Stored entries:
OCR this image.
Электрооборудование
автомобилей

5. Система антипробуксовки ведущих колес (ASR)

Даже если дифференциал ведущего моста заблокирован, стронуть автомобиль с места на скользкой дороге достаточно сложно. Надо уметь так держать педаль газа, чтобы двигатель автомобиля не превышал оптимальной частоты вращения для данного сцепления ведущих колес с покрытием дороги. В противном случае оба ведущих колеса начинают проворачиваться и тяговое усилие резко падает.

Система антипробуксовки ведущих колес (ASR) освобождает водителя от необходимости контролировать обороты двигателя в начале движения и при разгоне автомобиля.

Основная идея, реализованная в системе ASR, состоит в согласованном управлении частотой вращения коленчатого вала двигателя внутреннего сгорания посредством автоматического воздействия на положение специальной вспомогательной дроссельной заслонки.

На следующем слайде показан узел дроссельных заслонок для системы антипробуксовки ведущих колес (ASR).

* * *

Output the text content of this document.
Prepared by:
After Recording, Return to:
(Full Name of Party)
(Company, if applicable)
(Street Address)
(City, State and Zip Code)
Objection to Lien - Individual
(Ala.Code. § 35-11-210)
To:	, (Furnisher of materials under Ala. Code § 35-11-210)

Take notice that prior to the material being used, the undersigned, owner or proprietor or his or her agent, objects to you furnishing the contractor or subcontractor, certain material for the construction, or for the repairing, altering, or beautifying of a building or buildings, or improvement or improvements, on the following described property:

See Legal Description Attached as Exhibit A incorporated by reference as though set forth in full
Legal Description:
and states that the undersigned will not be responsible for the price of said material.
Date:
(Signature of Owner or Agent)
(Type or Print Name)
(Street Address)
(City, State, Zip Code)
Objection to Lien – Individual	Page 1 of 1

--

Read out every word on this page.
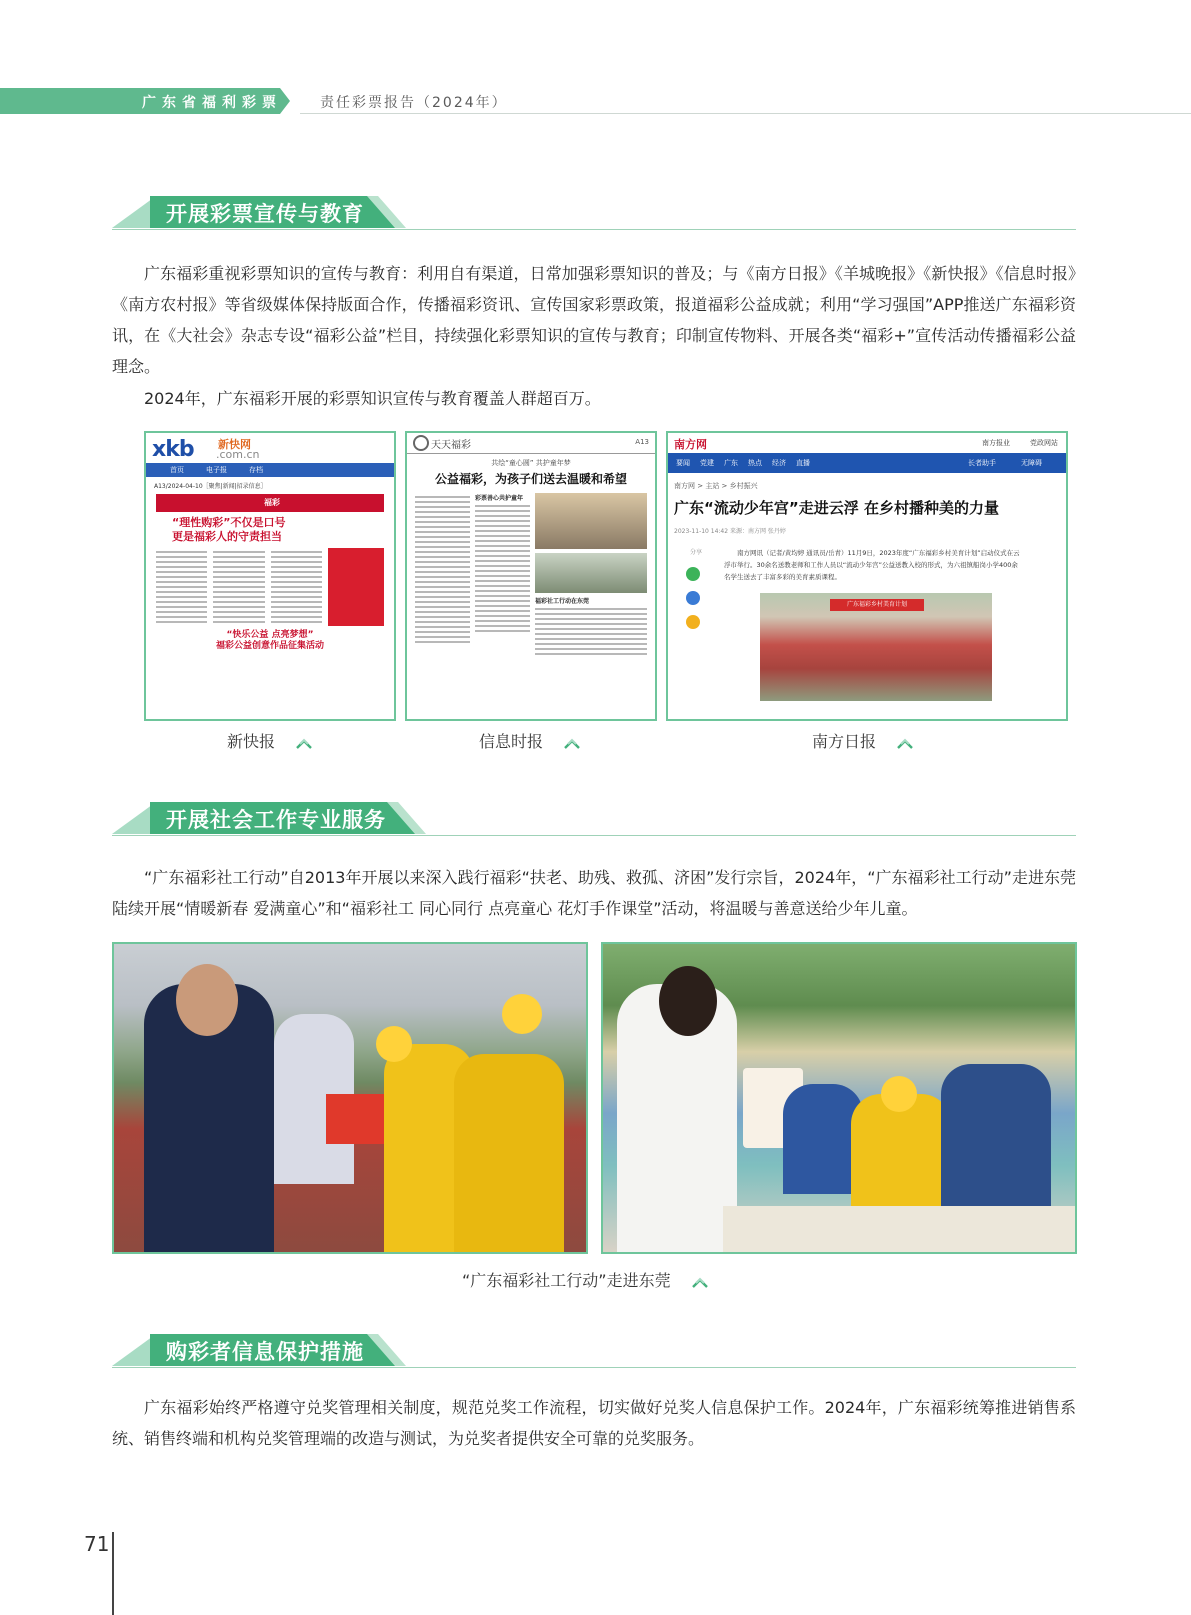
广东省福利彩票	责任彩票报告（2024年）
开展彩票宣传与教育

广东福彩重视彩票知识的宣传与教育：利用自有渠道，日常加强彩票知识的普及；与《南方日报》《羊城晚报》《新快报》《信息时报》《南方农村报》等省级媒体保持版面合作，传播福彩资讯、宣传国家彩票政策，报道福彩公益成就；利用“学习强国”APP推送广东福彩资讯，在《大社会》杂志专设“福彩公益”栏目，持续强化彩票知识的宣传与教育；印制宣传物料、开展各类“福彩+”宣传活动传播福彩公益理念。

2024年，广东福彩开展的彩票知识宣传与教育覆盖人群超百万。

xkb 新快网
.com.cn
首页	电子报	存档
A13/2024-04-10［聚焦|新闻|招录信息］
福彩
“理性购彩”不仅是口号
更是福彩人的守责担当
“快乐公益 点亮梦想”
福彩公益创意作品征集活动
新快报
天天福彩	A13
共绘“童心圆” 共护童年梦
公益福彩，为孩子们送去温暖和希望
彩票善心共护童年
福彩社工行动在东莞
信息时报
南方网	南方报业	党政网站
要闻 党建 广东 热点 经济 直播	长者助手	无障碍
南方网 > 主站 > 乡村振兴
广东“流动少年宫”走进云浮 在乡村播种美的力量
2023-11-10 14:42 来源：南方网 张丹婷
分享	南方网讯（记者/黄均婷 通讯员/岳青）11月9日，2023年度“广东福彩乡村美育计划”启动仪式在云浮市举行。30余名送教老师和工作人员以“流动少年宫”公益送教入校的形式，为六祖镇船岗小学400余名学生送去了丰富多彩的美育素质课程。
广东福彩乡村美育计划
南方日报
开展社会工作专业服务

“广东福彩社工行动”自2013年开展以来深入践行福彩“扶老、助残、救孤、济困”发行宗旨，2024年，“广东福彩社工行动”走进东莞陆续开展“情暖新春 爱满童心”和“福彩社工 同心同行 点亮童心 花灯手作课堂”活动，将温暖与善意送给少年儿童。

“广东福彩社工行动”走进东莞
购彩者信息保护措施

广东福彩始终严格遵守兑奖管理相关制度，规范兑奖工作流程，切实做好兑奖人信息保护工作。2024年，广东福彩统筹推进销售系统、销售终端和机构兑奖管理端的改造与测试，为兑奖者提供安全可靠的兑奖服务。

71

## What to work on
Looking at the data above, show all lines where the word "南方日报" occurs.

## Full response
广东福彩重视彩票知识的宣传与教育：利用自有渠道，日常加强彩票知识的普及；与《南方日报》《羊城晚报》《新快报》《信息时报》《南方农村报》等省级媒体保持版面合作，传播福彩资讯、宣传国家彩票政策，报道福彩公益成就；利用“学习强国”APP推送广东福彩资讯，在《大社会》杂志专设“福彩公益”栏目，持续强化彩票知识的宣传与教育；印制宣传物料、开展各类“福彩+”宣传活动传播福彩公益理念。
南方日报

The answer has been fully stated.